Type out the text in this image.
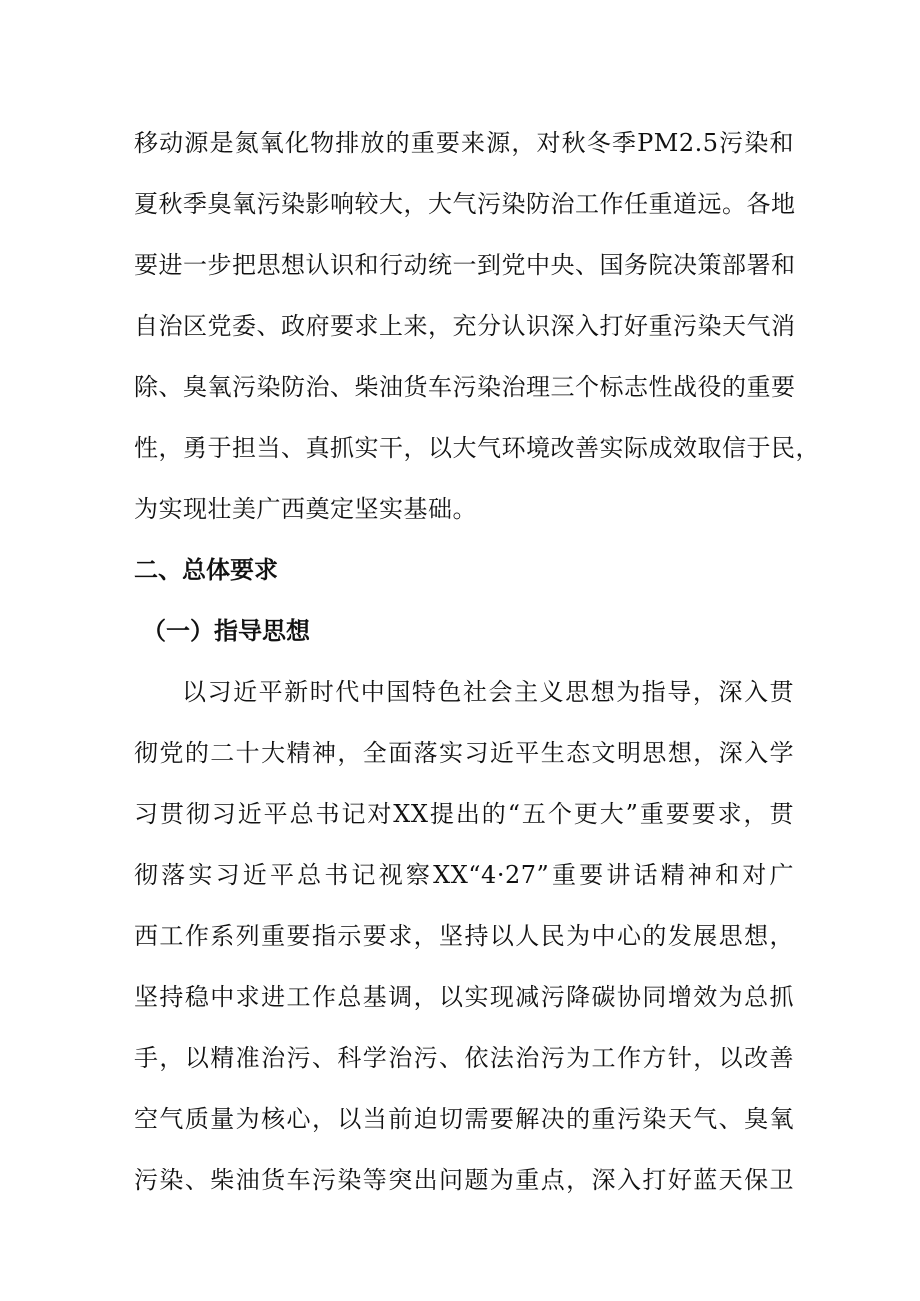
移动源是氮氧化物排放的重要来源，对秋冬季PM2.5污染和
夏秋季臭氧污染影响较大，大气污染防治工作任重道远。各地
要进一步把思想认识和行动统一到党中央、国务院决策部署和
自治区党委、政府要求上来，充分认识深入打好重污染天气消
除、臭氧污染防治、柴油货车污染治理三个标志性战役的重要
性，勇于担当、真抓实干，以大气环境改善实际成效取信于民，
为实现壮美广西奠定坚实基础。
二、总体要求
（一）指导思想
以习近平新时代中国特色社会主义思想为指导，深入贯
彻党的二十大精神，全面落实习近平生态文明思想，深入学
习贯彻习近平总书记对XX提出的“五个更大”重要要求，贯
彻落实习近平总书记视察XX“4·27”重要讲话精神和对广
西工作系列重要指示要求，坚持以人民为中心的发展思想，
坚持稳中求进工作总基调，以实现减污降碳协同增效为总抓
手，以精准治污、科学治污、依法治污为工作方针，以改善
空气质量为核心，以当前迫切需要解决的重污染天气、臭氧
污染、柴油货车污染等突出问题为重点，深入打好蓝天保卫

# Written task
Print the full listing exactly, dropping the pictures.

# Output
Type out the text in this image.
移动源是氮氧化物排放的重要来源，对秋冬季PM2.5污染和
夏秋季臭氧污染影响较大，大气污染防治工作任重道远。各地
要进一步把思想认识和行动统一到党中央、国务院决策部署和
自治区党委、政府要求上来，充分认识深入打好重污染天气消
除、臭氧污染防治、柴油货车污染治理三个标志性战役的重要
性，勇于担当、真抓实干，以大气环境改善实际成效取信于民，
为实现壮美广西奠定坚实基础。
二、总体要求
（一）指导思想
以习近平新时代中国特色社会主义思想为指导，深入贯
彻党的二十大精神，全面落实习近平生态文明思想，深入学
习贯彻习近平总书记对XX提出的“五个更大”重要要求，贯
彻落实习近平总书记视察XX“4·27”重要讲话精神和对广
西工作系列重要指示要求，坚持以人民为中心的发展思想，
坚持稳中求进工作总基调，以实现减污降碳协同增效为总抓
手，以精准治污、科学治污、依法治污为工作方针，以改善
空气质量为核心，以当前迫切需要解决的重污染天气、臭氧
污染、柴油货车污染等突出问题为重点，深入打好蓝天保卫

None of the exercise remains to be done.